TASK - Write out the records that appear below, verbatim and complete, but without pictures.

-------- MATERIAL FOR THE TASK --------

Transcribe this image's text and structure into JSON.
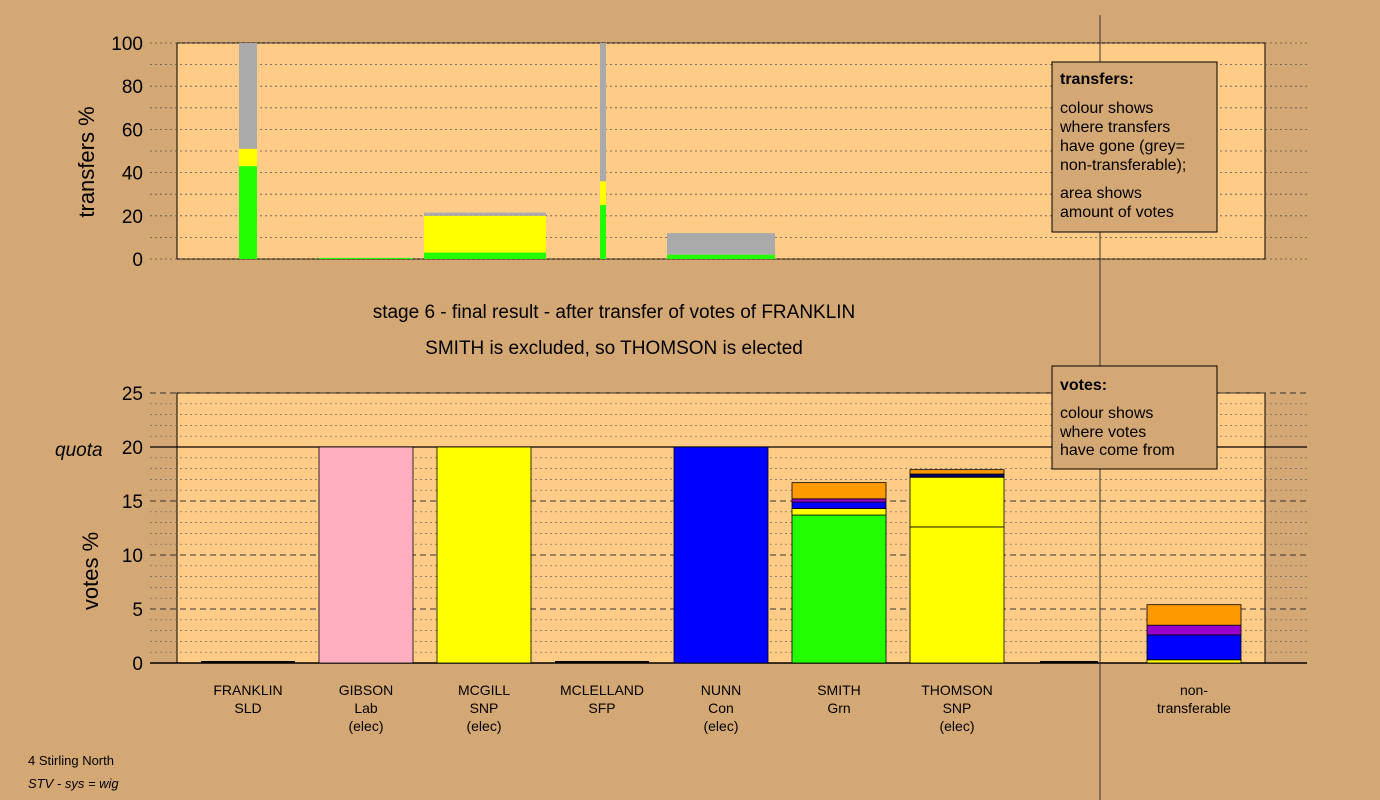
{
  "stage_title": "stage 6 - final result - after transfer of votes of FRANKLIN",
  "stage_subtitle": "SMITH is excluded, so THOMSON is elected",
  "footer": {
    "constituency": "4 Stirling North",
    "system": "STV - sys = wig"
  },
  "legends": {
    "transfers": {
      "title": "transfers:",
      "lines": [
        "colour shows",
        "where transfers",
        "have gone (grey=",
        "non-transferable);",
        "area shows",
        "amount of votes"
      ]
    },
    "votes": {
      "title": "votes:",
      "lines": [
        "colour shows",
        "where votes",
        "have come from"
      ]
    }
  },
  "colors": {
    "background": "#d4a875",
    "plot_background": "#ffcc88",
    "green": "#22ff00",
    "yellow": "#ffff00",
    "grey": "#aaaaaa",
    "pink": "#ffaec0",
    "blue": "#0000ff",
    "orange": "#ff9900",
    "purple": "#9900cc",
    "navy": "#000066"
  },
  "chart_data": [
    {
      "type": "bar",
      "ylabel": "transfers %",
      "ylim": [
        0,
        100
      ],
      "yticks": [
        0,
        20,
        40,
        60,
        80,
        100
      ],
      "legend_placement": "top-right",
      "note": "stacked transfer columns; width proportional to transferred vote share",
      "columns": [
        {
          "category": "FRANKLIN",
          "segments": [
            {
              "color": "green",
              "value": 43
            },
            {
              "color": "yellow",
              "value": 8
            },
            {
              "color": "grey",
              "value": 49
            }
          ]
        },
        {
          "category": "GIBSON",
          "segments": [
            {
              "color": "green",
              "value": 0.5
            }
          ]
        },
        {
          "category": "MCGILL",
          "segments": [
            {
              "color": "green",
              "value": 3
            },
            {
              "color": "yellow",
              "value": 17
            },
            {
              "color": "grey",
              "value": 1.5
            }
          ]
        },
        {
          "category": "MCLELLAND",
          "segments": [
            {
              "color": "green",
              "value": 25
            },
            {
              "color": "yellow",
              "value": 11
            },
            {
              "color": "grey",
              "value": 64
            }
          ]
        },
        {
          "category": "NUNN",
          "segments": [
            {
              "color": "green",
              "value": 2
            },
            {
              "color": "grey",
              "value": 10
            }
          ]
        }
      ]
    },
    {
      "type": "bar",
      "ylabel": "votes %",
      "ylim": [
        0,
        25
      ],
      "yticks": [
        0,
        5,
        10,
        15,
        20,
        25
      ],
      "quota": {
        "label": "quota",
        "value": 20
      },
      "legend_placement": "top-right",
      "categories": [
        {
          "name": "FRANKLIN",
          "party": "SLD",
          "status": ""
        },
        {
          "name": "GIBSON",
          "party": "Lab",
          "status": "(elec)"
        },
        {
          "name": "MCGILL",
          "party": "SNP",
          "status": "(elec)"
        },
        {
          "name": "MCLELLAND",
          "party": "SFP",
          "status": ""
        },
        {
          "name": "NUNN",
          "party": "Con",
          "status": "(elec)"
        },
        {
          "name": "SMITH",
          "party": "Grn",
          "status": ""
        },
        {
          "name": "THOMSON",
          "party": "SNP",
          "status": "(elec)"
        },
        {
          "name": "non-",
          "party": "transferable",
          "status": ""
        }
      ],
      "stacks": [
        {
          "category": "FRANKLIN",
          "segments": []
        },
        {
          "category": "GIBSON",
          "segments": [
            {
              "color": "pink",
              "value": 20
            }
          ]
        },
        {
          "category": "MCGILL",
          "segments": [
            {
              "color": "yellow",
              "value": 20
            }
          ]
        },
        {
          "category": "MCLELLAND",
          "segments": []
        },
        {
          "category": "NUNN",
          "segments": [
            {
              "color": "blue",
              "value": 20
            }
          ]
        },
        {
          "category": "SMITH",
          "segments": [
            {
              "color": "green",
              "value": 13.7
            },
            {
              "color": "yellow",
              "value": 0.6
            },
            {
              "color": "blue",
              "value": 0.6
            },
            {
              "color": "purple",
              "value": 0.3
            },
            {
              "color": "orange",
              "value": 1.5
            }
          ]
        },
        {
          "category": "THOMSON",
          "segments": [
            {
              "color": "yellow",
              "value": 12.6
            },
            {
              "color": "yellow",
              "value": 4.6
            },
            {
              "color": "navy",
              "value": 0.3
            },
            {
              "color": "orange",
              "value": 0.4
            }
          ]
        },
        {
          "category": "non-transferable",
          "segments": [
            {
              "color": "yellow",
              "value": 0.3
            },
            {
              "color": "blue",
              "value": 2.3
            },
            {
              "color": "purple",
              "value": 0.9
            },
            {
              "color": "orange",
              "value": 1.9
            }
          ]
        }
      ]
    }
  ]
}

--------

SOLUTION BELOW -
Transcribe this image's text and structure into JSON.
{
  "stage_title": "stage 6 - final result - after transfer of votes of FRANKLIN",
  "stage_subtitle": "SMITH is excluded, so THOMSON is elected",
  "footer": {
    "constituency": "4 Stirling North",
    "system": "STV - sys = wig"
  },
  "legends": {
    "transfers": {
      "title": "transfers:",
      "lines": [
        "colour shows",
        "where transfers",
        "have gone (grey=",
        "non-transferable);",
        "area shows",
        "amount of votes"
      ]
    },
    "votes": {
      "title": "votes:",
      "lines": [
        "colour shows",
        "where votes",
        "have come from"
      ]
    }
  },
  "colors": {
    "background": "#d4a875",
    "plot_background": "#ffcc88",
    "green": "#22ff00",
    "yellow": "#ffff00",
    "grey": "#aaaaaa",
    "pink": "#ffaec0",
    "blue": "#0000ff",
    "orange": "#ff9900",
    "purple": "#9900cc",
    "navy": "#000066"
  },
  "chart_data": [
    {
      "type": "bar",
      "ylabel": "transfers %",
      "ylim": [
        0,
        100
      ],
      "yticks": [
        0,
        20,
        40,
        60,
        80,
        100
      ],
      "legend_placement": "top-right",
      "note": "stacked transfer columns; width proportional to transferred vote share",
      "columns": [
        {
          "category": "FRANKLIN",
          "segments": [
            {
              "color": "green",
              "value": 43
            },
            {
              "color": "yellow",
              "value": 8
            },
            {
              "color": "grey",
              "value": 49
            }
          ]
        },
        {
          "category": "GIBSON",
          "segments": [
            {
              "color": "green",
              "value": 0.5
            }
          ]
        },
        {
          "category": "MCGILL",
          "segments": [
            {
              "color": "green",
              "value": 3
            },
            {
              "color": "yellow",
              "value": 17
            },
            {
              "color": "grey",
              "value": 1.5
            }
          ]
        },
        {
          "category": "MCLELLAND",
          "segments": [
            {
              "color": "green",
              "value": 25
            },
            {
              "color": "yellow",
              "value": 11
            },
            {
              "color": "grey",
              "value": 64
            }
          ]
        },
        {
          "category": "NUNN",
          "segments": [
            {
              "color": "green",
              "value": 2
            },
            {
              "color": "grey",
              "value": 10
            }
          ]
        }
      ]
    },
    {
      "type": "bar",
      "ylabel": "votes %",
      "ylim": [
        0,
        25
      ],
      "yticks": [
        0,
        5,
        10,
        15,
        20,
        25
      ],
      "quota": {
        "label": "quota",
        "value": 20
      },
      "legend_placement": "top-right",
      "categories": [
        {
          "name": "FRANKLIN",
          "party": "SLD",
          "status": ""
        },
        {
          "name": "GIBSON",
          "party": "Lab",
          "status": "(elec)"
        },
        {
          "name": "MCGILL",
          "party": "SNP",
          "status": "(elec)"
        },
        {
          "name": "MCLELLAND",
          "party": "SFP",
          "status": ""
        },
        {
          "name": "NUNN",
          "party": "Con",
          "status": "(elec)"
        },
        {
          "name": "SMITH",
          "party": "Grn",
          "status": ""
        },
        {
          "name": "THOMSON",
          "party": "SNP",
          "status": "(elec)"
        },
        {
          "name": "non-",
          "party": "transferable",
          "status": ""
        }
      ],
      "stacks": [
        {
          "category": "FRANKLIN",
          "segments": []
        },
        {
          "category": "GIBSON",
          "segments": [
            {
              "color": "pink",
              "value": 20
            }
          ]
        },
        {
          "category": "MCGILL",
          "segments": [
            {
              "color": "yellow",
              "value": 20
            }
          ]
        },
        {
          "category": "MCLELLAND",
          "segments": []
        },
        {
          "category": "NUNN",
          "segments": [
            {
              "color": "blue",
              "value": 20
            }
          ]
        },
        {
          "category": "SMITH",
          "segments": [
            {
              "color": "green",
              "value": 13.7
            },
            {
              "color": "yellow",
              "value": 0.6
            },
            {
              "color": "blue",
              "value": 0.6
            },
            {
              "color": "purple",
              "value": 0.3
            },
            {
              "color": "orange",
              "value": 1.5
            }
          ]
        },
        {
          "category": "THOMSON",
          "segments": [
            {
              "color": "yellow",
              "value": 12.6
            },
            {
              "color": "yellow",
              "value": 4.6
            },
            {
              "color": "navy",
              "value": 0.3
            },
            {
              "color": "orange",
              "value": 0.4
            }
          ]
        },
        {
          "category": "non-transferable",
          "segments": [
            {
              "color": "yellow",
              "value": 0.3
            },
            {
              "color": "blue",
              "value": 2.3
            },
            {
              "color": "purple",
              "value": 0.9
            },
            {
              "color": "orange",
              "value": 1.9
            }
          ]
        }
      ]
    }
  ]
}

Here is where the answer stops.